◆ Directions: Find and return each line containing "Reduction".

[Chart and figure data]
━━━━━━━━━━━━━━━━

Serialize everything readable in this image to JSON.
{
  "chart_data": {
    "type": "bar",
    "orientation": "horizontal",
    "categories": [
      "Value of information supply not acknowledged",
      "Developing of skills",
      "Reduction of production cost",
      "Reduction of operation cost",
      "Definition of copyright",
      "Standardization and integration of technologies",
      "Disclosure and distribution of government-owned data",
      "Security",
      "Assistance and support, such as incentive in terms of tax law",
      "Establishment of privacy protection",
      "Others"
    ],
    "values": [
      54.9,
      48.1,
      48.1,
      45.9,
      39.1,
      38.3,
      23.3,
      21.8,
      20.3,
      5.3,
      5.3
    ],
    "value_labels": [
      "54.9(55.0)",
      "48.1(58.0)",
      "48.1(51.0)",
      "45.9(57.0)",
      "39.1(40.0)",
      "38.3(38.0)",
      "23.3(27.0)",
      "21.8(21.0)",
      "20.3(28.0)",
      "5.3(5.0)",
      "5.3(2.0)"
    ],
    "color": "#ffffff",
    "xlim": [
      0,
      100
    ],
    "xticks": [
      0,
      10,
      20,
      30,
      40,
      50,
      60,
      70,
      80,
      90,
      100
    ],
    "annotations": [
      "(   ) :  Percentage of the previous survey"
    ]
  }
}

━━━━━━━━━━━━━━━━

◆ Solution to this task:
      "Reduction of production cost",
      "Reduction of operation cost",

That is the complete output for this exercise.